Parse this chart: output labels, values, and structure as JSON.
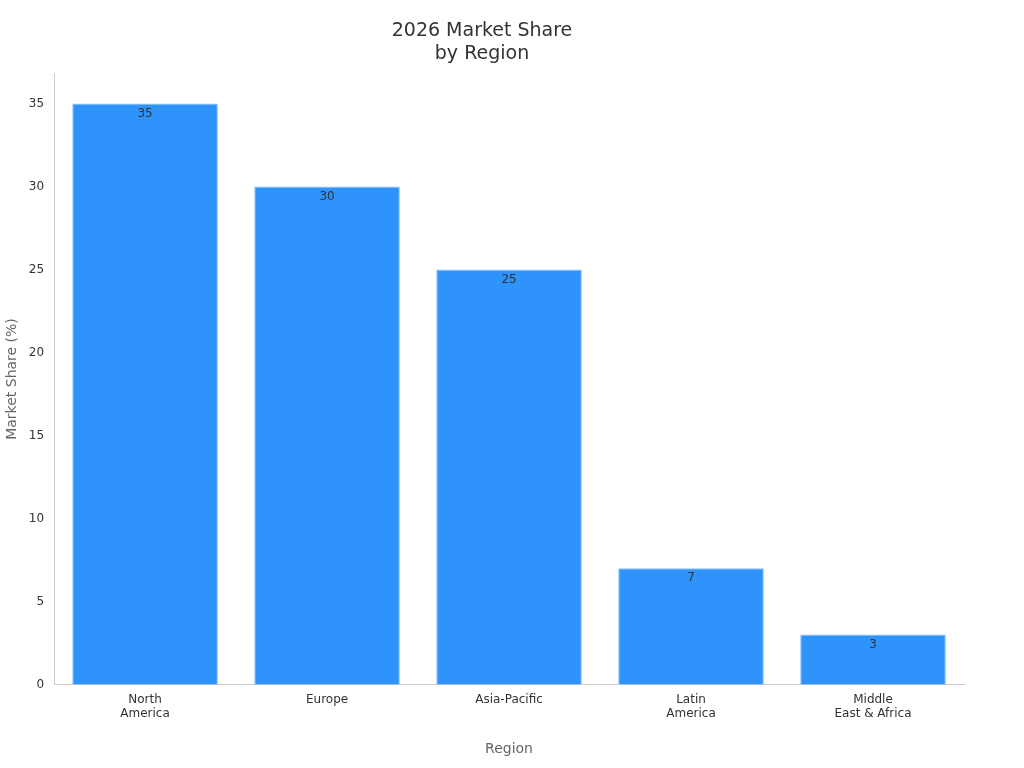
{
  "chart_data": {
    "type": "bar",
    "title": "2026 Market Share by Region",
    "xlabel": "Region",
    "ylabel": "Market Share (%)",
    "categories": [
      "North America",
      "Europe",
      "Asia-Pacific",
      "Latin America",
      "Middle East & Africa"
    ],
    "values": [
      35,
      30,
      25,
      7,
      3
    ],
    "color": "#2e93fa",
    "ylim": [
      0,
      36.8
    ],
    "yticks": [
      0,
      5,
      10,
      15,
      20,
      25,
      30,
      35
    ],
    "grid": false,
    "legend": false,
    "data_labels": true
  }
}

▬▬▬▬▬▬

• WHAT THE EXERCISE ASKS:
Images must not appear in the copy; reproduce everything else in the records verbatim.

• THE OUTPUT:
Parse this chart: output labels, values, and structure as JSON.
{
  "chart_data": {
    "type": "bar",
    "title": "2026 Market Share by Region",
    "xlabel": "Region",
    "ylabel": "Market Share (%)",
    "categories": [
      "North America",
      "Europe",
      "Asia-Pacific",
      "Latin America",
      "Middle East & Africa"
    ],
    "values": [
      35,
      30,
      25,
      7,
      3
    ],
    "color": "#2e93fa",
    "ylim": [
      0,
      36.8
    ],
    "yticks": [
      0,
      5,
      10,
      15,
      20,
      25,
      30,
      35
    ],
    "grid": false,
    "legend": false,
    "data_labels": true
  }
}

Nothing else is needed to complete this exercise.